• **Set exercise**: Search the records that follow and extract every line containing the string "image".

[Begin]

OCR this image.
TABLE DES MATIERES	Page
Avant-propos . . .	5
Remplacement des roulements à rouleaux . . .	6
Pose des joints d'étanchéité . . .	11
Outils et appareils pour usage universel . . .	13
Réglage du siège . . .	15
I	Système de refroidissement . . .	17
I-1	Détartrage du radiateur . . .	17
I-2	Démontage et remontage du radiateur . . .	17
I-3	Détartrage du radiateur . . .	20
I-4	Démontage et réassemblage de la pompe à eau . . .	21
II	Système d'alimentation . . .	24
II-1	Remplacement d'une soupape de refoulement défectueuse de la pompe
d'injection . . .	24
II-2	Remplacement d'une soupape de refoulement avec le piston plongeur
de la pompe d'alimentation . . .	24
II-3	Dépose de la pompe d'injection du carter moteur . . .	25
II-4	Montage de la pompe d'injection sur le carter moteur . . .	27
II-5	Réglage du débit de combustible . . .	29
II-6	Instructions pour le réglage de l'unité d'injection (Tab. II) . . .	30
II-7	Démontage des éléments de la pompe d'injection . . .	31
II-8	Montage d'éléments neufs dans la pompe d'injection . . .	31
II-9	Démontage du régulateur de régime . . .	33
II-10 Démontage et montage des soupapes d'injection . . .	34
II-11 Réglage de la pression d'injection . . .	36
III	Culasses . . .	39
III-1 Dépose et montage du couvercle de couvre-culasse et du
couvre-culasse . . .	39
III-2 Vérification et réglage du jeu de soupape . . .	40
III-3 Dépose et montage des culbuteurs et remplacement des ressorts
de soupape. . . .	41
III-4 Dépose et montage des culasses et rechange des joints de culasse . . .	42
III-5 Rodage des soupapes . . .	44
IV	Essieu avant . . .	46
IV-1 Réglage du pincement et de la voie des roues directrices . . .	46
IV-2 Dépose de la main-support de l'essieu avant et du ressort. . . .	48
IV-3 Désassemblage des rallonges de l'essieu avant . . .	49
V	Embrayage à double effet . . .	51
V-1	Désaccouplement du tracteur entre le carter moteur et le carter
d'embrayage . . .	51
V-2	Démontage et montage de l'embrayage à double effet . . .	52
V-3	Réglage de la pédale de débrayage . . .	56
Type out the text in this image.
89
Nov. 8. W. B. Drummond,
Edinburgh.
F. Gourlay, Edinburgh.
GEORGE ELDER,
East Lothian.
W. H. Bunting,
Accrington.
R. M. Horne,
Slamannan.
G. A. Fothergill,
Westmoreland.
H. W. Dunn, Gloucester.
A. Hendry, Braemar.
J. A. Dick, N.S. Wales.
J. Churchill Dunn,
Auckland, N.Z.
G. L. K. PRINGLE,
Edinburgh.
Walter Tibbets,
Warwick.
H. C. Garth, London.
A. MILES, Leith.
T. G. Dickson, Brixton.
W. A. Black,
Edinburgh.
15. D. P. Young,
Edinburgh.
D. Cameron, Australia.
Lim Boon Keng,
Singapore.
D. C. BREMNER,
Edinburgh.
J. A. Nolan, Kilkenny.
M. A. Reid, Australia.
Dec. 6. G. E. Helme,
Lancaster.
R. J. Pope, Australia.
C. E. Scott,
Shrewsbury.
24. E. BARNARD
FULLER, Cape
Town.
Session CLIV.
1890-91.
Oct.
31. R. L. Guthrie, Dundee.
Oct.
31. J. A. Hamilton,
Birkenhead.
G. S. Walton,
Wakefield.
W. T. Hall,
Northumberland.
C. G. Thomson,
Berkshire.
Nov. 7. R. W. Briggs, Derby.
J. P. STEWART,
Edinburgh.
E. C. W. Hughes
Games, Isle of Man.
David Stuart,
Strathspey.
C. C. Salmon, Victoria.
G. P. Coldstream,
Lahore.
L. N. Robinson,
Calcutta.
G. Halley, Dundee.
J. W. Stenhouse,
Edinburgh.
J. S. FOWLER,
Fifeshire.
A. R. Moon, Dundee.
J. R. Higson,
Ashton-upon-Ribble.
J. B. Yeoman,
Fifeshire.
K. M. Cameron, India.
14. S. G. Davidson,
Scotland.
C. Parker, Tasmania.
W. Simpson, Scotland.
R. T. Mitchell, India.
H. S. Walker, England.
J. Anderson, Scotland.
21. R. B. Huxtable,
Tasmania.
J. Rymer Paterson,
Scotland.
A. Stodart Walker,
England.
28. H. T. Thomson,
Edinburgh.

[End]

• **Response**:
OCR this image.
Type out the text in this image.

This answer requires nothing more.